DATA FOR THIS TASK =
□ □ □ □ □
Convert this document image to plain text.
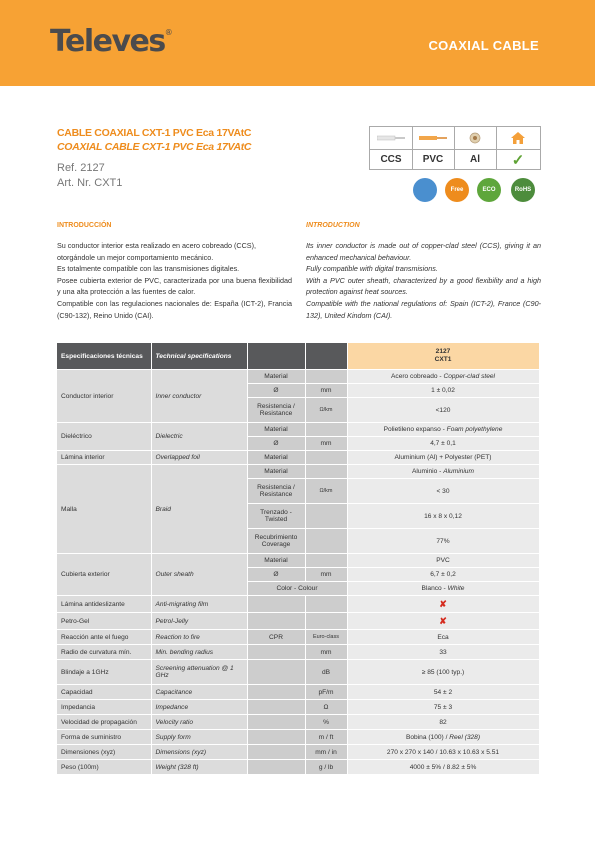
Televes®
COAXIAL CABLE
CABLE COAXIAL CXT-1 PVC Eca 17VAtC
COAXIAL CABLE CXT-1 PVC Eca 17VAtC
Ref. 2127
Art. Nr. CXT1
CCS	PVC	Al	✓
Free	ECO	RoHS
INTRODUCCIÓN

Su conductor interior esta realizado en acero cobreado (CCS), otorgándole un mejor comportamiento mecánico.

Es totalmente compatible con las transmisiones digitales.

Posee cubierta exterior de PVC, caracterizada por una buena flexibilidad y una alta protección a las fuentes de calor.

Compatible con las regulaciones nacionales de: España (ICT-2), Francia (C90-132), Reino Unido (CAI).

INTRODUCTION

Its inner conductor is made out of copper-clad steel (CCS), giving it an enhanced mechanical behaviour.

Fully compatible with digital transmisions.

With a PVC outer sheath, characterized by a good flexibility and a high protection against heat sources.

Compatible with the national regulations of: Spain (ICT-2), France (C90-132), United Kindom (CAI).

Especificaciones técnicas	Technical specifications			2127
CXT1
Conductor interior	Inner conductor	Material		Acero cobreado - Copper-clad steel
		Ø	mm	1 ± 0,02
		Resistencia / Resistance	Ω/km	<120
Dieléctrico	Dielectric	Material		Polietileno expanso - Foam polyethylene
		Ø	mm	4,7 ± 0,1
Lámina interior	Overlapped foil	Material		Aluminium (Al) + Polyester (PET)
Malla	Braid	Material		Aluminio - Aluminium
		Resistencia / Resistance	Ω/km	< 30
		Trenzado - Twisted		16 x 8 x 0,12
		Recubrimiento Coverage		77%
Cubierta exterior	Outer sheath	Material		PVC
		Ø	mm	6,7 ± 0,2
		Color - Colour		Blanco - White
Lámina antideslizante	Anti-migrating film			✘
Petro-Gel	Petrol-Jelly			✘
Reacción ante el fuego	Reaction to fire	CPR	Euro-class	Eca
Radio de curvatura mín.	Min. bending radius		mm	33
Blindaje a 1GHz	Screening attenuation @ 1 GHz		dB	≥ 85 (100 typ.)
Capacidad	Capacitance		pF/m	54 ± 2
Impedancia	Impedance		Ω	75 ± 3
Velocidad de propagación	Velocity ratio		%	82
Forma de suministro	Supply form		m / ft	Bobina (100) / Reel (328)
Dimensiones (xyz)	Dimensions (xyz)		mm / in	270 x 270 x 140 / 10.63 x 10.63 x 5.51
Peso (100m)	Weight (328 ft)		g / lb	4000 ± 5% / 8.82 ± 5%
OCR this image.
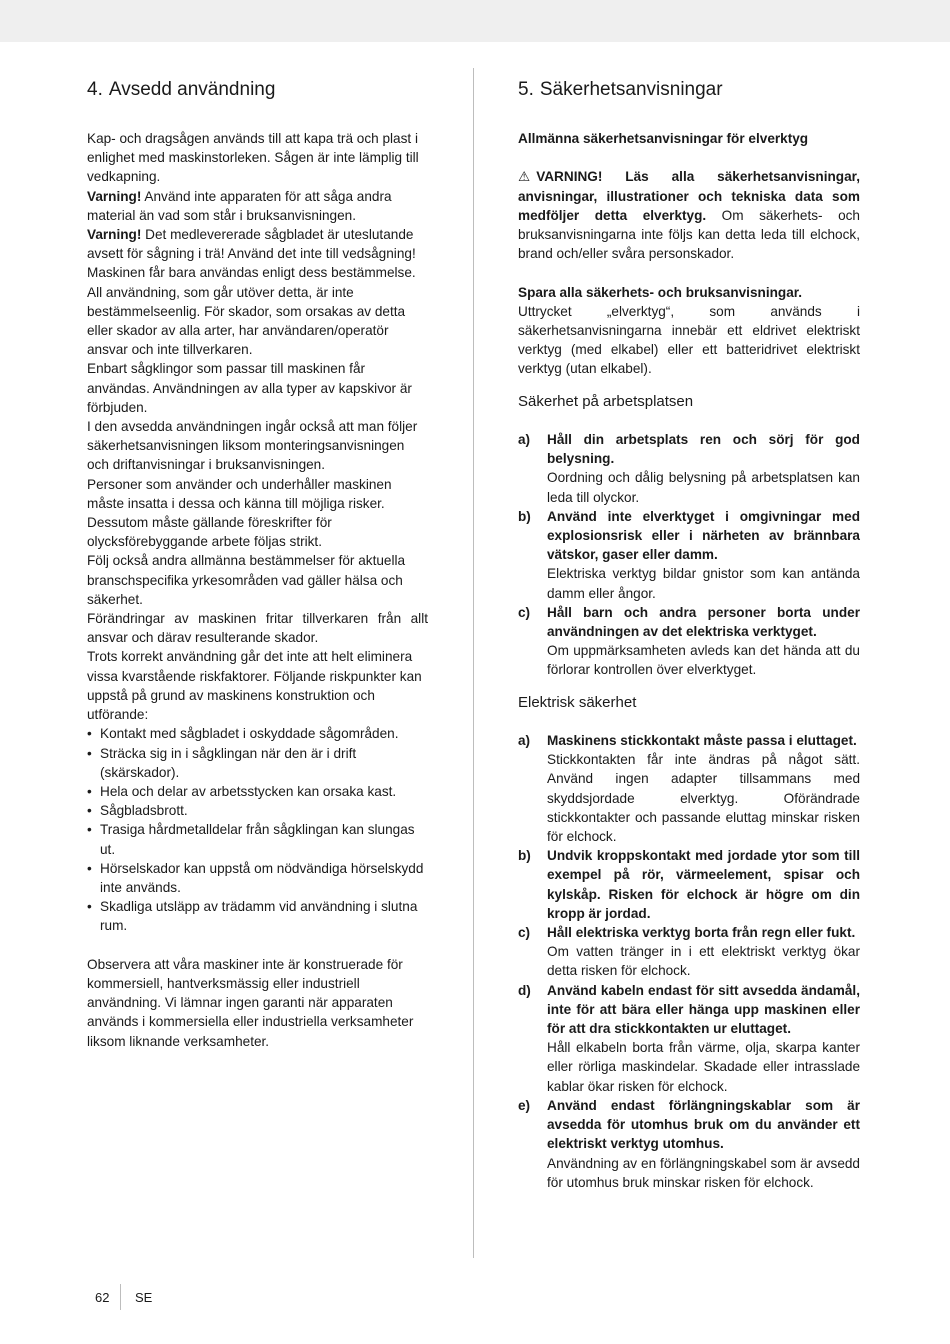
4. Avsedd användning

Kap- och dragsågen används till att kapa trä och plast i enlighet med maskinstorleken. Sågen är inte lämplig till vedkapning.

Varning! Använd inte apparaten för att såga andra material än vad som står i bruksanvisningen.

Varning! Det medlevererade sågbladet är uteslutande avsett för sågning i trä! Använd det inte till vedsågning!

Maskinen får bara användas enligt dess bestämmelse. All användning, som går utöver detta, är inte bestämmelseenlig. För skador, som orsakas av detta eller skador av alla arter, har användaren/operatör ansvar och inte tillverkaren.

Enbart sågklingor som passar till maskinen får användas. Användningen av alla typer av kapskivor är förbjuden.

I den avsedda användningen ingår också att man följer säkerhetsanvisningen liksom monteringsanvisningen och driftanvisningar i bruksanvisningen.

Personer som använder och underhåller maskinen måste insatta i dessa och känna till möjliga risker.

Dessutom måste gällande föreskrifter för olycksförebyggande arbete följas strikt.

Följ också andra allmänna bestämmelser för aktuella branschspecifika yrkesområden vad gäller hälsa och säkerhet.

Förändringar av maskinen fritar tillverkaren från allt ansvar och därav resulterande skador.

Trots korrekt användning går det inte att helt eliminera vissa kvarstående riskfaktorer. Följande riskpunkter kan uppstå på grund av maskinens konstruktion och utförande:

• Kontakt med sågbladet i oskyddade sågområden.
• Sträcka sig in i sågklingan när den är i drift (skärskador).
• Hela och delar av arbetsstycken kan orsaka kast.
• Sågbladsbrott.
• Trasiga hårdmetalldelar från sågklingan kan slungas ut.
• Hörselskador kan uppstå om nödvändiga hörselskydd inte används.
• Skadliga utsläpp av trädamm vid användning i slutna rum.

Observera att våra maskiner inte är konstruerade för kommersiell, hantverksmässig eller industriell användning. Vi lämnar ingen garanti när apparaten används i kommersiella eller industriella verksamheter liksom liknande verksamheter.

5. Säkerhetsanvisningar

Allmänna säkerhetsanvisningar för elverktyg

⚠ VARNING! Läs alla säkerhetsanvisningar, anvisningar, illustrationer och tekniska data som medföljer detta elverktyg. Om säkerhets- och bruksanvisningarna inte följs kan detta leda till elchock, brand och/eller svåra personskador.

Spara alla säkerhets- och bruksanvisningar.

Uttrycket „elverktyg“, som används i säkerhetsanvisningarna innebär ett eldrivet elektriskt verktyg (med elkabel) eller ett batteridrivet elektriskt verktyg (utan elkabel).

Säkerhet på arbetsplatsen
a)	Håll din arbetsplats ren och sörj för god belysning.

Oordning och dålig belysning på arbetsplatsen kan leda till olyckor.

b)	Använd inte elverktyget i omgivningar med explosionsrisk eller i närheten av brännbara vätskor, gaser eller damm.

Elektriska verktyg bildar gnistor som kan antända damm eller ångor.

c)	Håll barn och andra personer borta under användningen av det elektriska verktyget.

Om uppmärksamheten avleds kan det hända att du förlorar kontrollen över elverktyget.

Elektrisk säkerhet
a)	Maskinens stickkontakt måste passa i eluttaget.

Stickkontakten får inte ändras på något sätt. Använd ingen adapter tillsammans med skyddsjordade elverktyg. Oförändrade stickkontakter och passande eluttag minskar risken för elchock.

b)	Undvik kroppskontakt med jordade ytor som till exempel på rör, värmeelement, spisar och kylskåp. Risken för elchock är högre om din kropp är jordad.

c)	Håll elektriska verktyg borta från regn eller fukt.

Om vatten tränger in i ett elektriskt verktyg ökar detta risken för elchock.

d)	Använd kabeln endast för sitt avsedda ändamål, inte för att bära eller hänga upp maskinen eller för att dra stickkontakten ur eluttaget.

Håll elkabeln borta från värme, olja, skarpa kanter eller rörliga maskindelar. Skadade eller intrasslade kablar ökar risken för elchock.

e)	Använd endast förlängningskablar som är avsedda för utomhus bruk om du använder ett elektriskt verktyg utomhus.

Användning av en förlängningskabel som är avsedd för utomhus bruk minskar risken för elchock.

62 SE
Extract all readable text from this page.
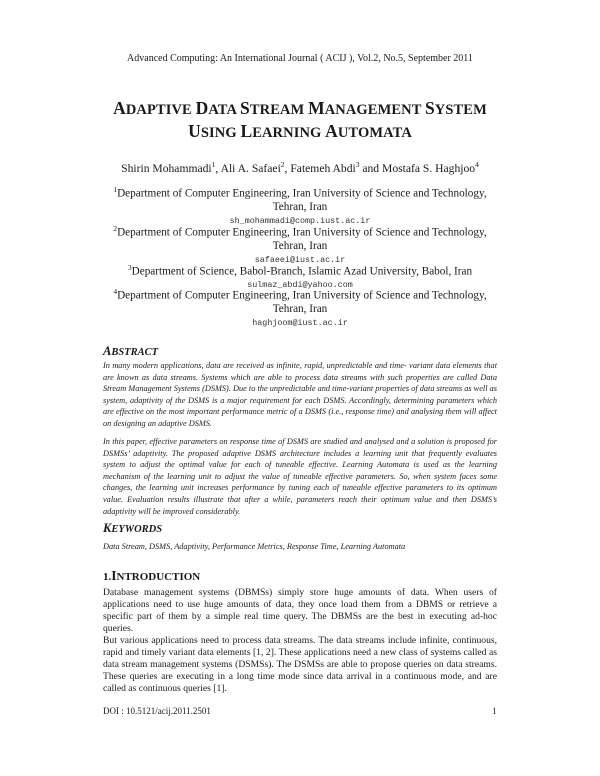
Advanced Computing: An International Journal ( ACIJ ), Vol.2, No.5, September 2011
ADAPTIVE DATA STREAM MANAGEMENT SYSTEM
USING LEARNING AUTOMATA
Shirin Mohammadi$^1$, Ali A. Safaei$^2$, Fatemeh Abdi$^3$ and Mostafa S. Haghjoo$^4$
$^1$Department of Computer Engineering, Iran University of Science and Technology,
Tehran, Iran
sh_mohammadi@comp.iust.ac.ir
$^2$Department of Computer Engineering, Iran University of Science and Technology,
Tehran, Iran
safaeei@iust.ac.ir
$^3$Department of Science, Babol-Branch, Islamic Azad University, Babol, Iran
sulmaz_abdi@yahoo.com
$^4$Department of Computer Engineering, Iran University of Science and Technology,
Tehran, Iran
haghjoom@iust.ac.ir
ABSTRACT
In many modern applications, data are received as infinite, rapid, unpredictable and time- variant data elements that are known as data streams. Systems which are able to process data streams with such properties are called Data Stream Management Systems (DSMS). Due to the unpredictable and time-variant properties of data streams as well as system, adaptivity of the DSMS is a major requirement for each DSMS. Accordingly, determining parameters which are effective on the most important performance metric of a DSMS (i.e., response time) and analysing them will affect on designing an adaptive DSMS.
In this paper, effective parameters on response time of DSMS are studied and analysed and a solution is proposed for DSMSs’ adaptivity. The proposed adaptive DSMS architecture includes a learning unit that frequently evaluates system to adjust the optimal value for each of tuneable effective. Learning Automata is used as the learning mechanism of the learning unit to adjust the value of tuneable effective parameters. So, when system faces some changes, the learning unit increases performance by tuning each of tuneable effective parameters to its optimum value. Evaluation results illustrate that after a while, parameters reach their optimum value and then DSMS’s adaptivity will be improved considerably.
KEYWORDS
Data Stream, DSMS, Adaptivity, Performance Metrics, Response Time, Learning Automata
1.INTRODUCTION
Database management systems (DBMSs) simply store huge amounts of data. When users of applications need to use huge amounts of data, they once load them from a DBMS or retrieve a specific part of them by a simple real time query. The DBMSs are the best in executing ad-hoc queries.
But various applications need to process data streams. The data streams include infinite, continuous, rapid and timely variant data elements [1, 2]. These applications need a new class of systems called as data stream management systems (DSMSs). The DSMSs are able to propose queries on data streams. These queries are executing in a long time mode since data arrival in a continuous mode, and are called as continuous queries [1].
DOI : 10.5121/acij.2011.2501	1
□ □ □ □ □
PROMPT =
Report how many lines hold the string "image", giving the number and nothing else.

COMPLETE ANSWER =
2